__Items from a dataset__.
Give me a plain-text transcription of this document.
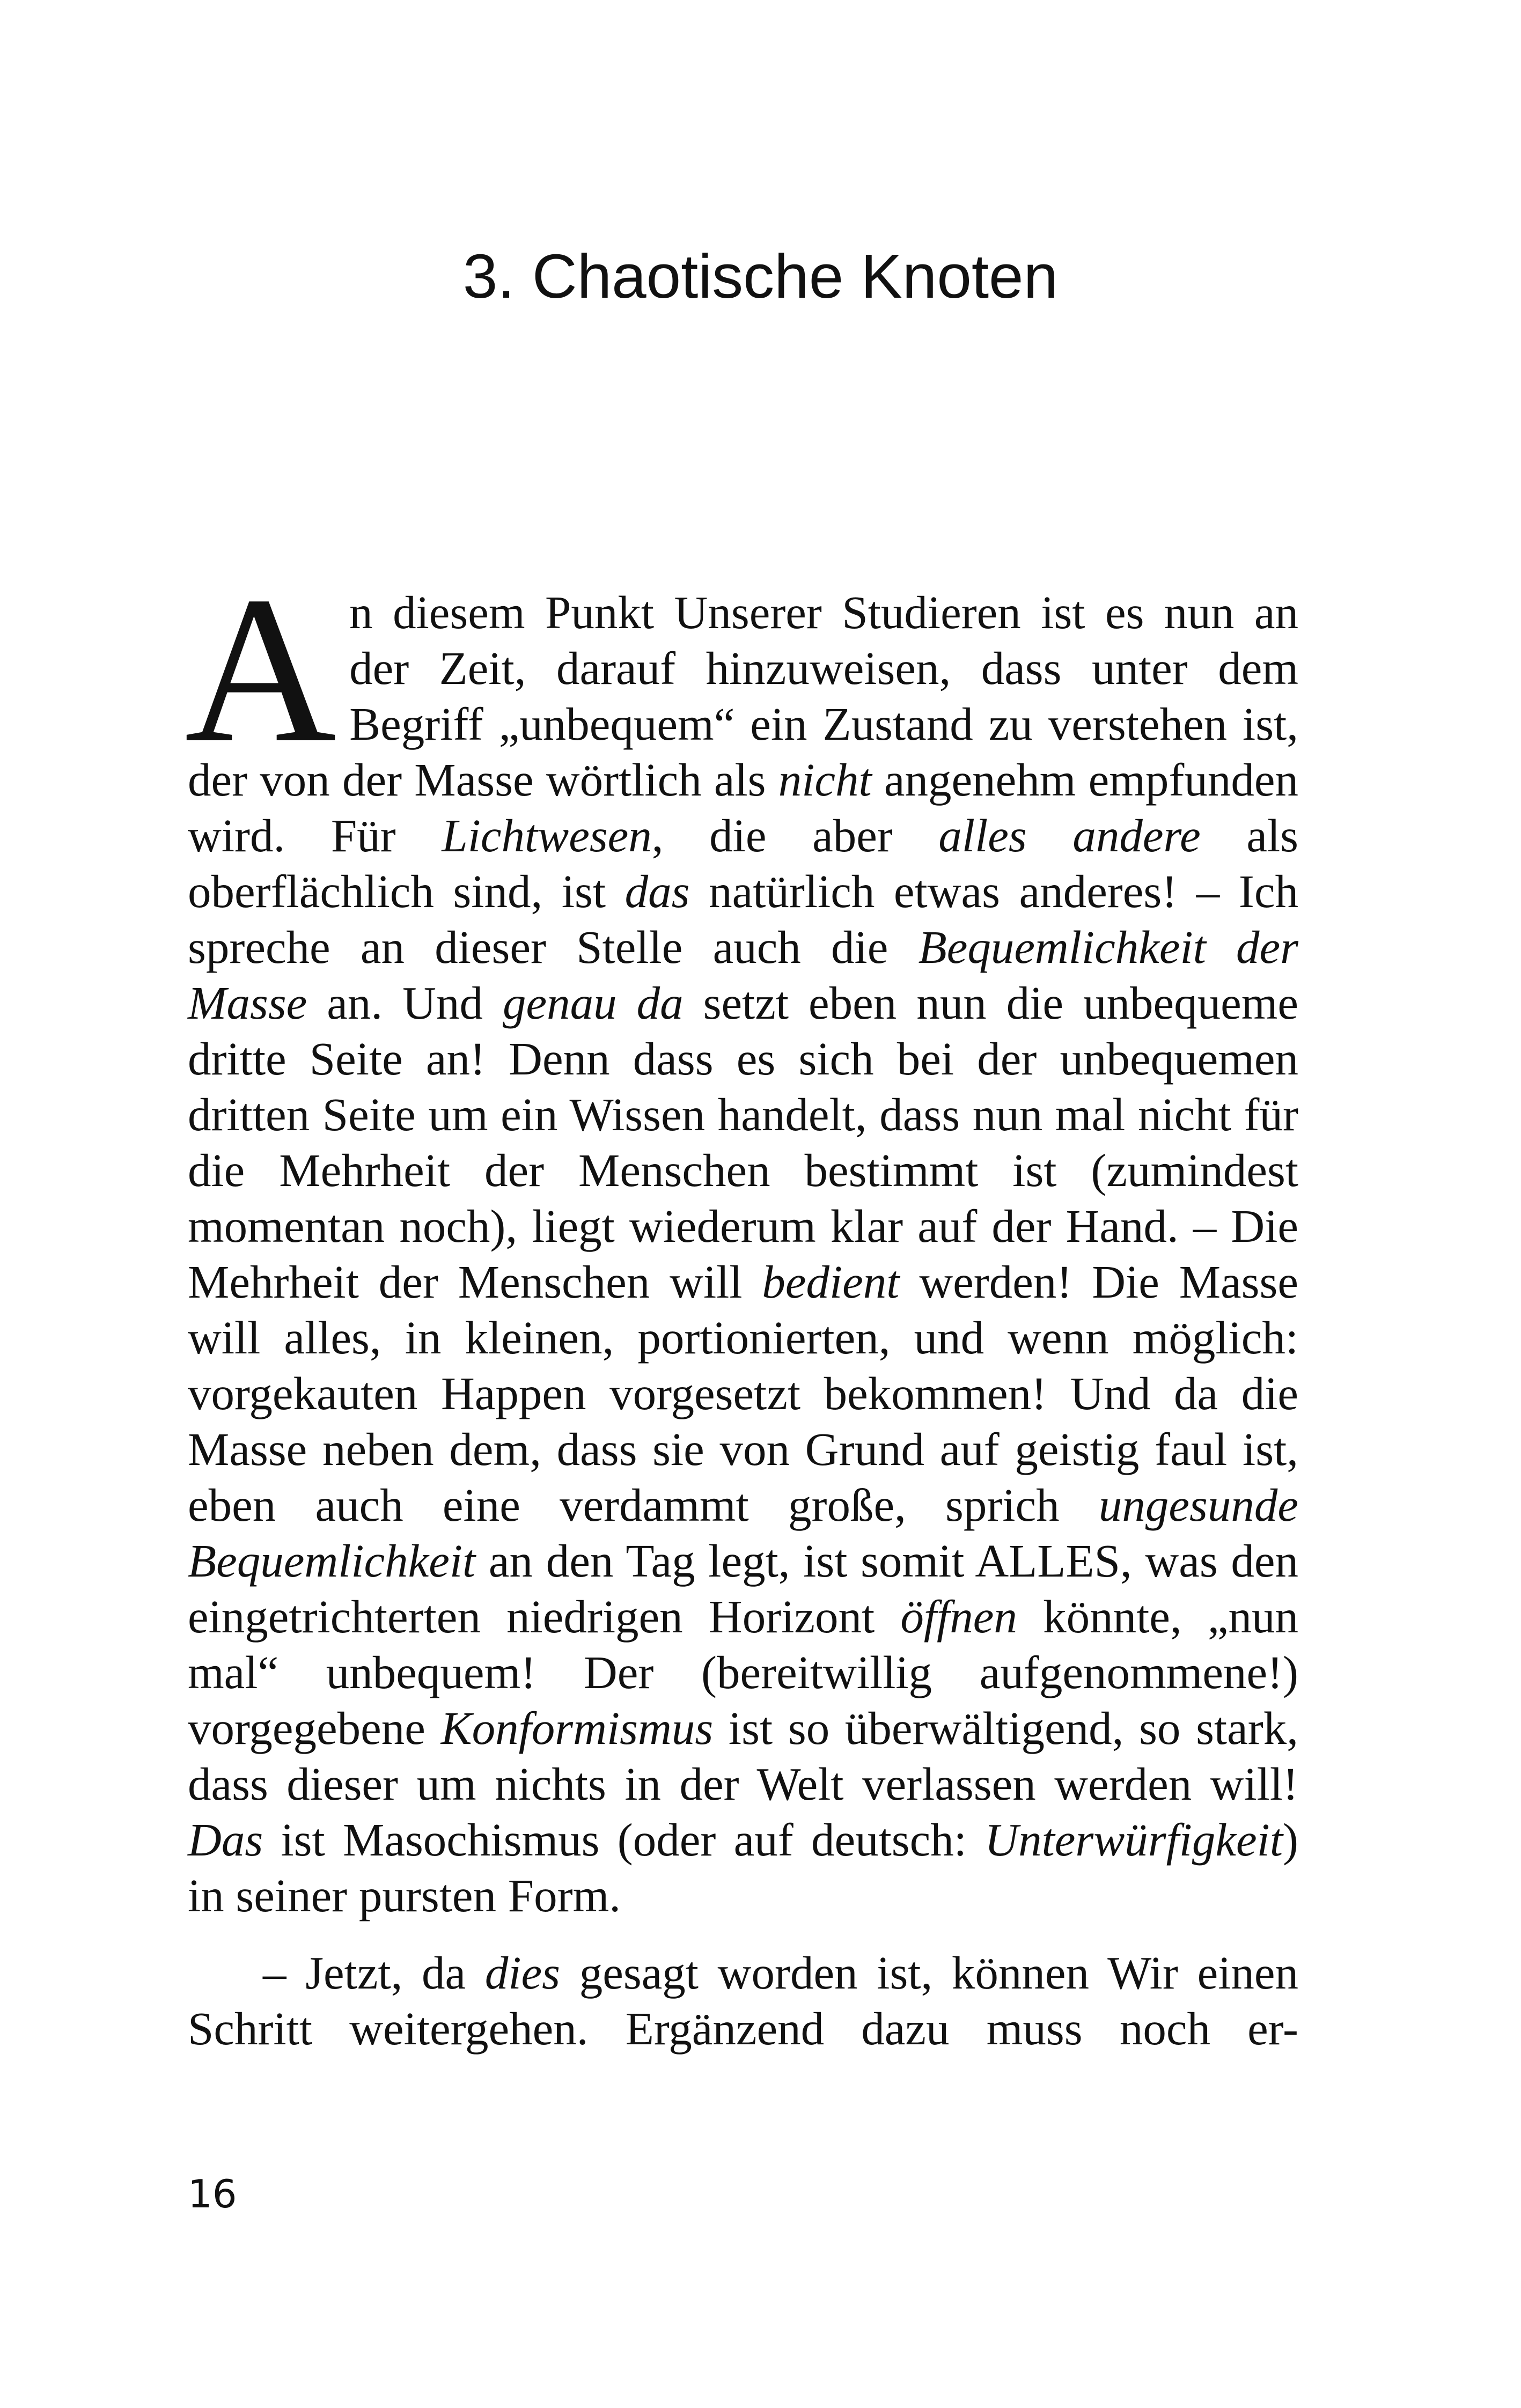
3. Chaotische Knoten

A n diesem Punkt Unserer Studieren ist es nun an der Zeit, darauf hinzuweisen, dass unter dem Begriff „unbequem“ ein Zustand zu verstehen ist, der von der Masse wörtlich als nicht angenehm empfunden wird. Für Lichtwesen, die aber alles andere als oberflächlich sind, ist das natürlich etwas anderes! – Ich spreche an dieser Stelle auch die Bequemlichkeit der Masse an. Und genau da setzt eben nun die unbequeme dritte Seite an! Denn dass es sich bei der unbequemen dritten Seite um ein Wissen handelt, dass nun mal nicht für die Mehrheit der Menschen bestimmt ist (zumindest momentan noch), liegt wiederum klar auf der Hand. – Die Mehrheit der Menschen will bedient werden! Die Masse will alles, in kleinen, portionierten, und wenn möglich: vorgekauten Happen vorgesetzt bekommen! Und da die Masse neben dem, dass sie von Grund auf geistig faul ist, eben auch eine verdammt große, sprich ungesunde Bequemlichkeit an den Tag legt, ist somit ALLES, was den eingetrichterten niedrigen Horizont öffnen könnte, „nun mal“ unbequem! Der (bereitwillig aufgenommene!) vorgegebene Konformismus ist so überwältigend, so stark, dass dieser um nichts in der Welt verlassen werden will! Das ist Masochismus (oder auf deutsch: Unterwürfigkeit) in seiner pursten Form.

– Jetzt, da dies gesagt worden ist, können Wir einen Schritt weitergehen. Ergänzend dazu muss noch er-

16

__Exercise goal__.
For each line in the records that contains the word "noch", make a copy.

__Exercise result__.
A n diesem Punkt Unserer Studieren ist es nun an der Zeit, darauf hinzuweisen, dass unter dem Begriff „unbequem“ ein Zustand zu verstehen ist, der von der Masse wörtlich als nicht angenehm empfunden wird. Für Lichtwesen, die aber alles andere als oberflächlich sind, ist das natürlich etwas anderes! – Ich spreche an dieser Stelle auch die Bequemlichkeit der Masse an. Und genau da setzt eben nun die unbequeme dritte Seite an! Denn dass es sich bei der unbequemen dritten Seite um ein Wissen handelt, dass nun mal nicht für die Mehrheit der Menschen bestimmt ist (zumindest momentan noch), liegt wiederum klar auf der Hand. – Die Mehrheit der Menschen will bedient werden! Die Masse will alles, in kleinen, portionierten, und wenn möglich: vorgekauten Happen vorgesetzt bekommen! Und da die Masse neben dem, dass sie von Grund auf geistig faul ist, eben auch eine verdammt große, sprich ungesunde Bequemlichkeit an den Tag legt, ist somit ALLES, was den eingetrichterten niedrigen Horizont öffnen könnte, „nun mal“ unbequem! Der (bereitwillig aufgenommene!) vorgegebene Konformismus ist so überwältigend, so stark, dass dieser um nichts in der Welt verlassen werden will! Das ist Masochismus (oder auf deutsch: Unterwürfigkeit) in seiner pursten Form.
– Jetzt, da dies gesagt worden ist, können Wir einen Schritt weitergehen. Ergänzend dazu muss noch er-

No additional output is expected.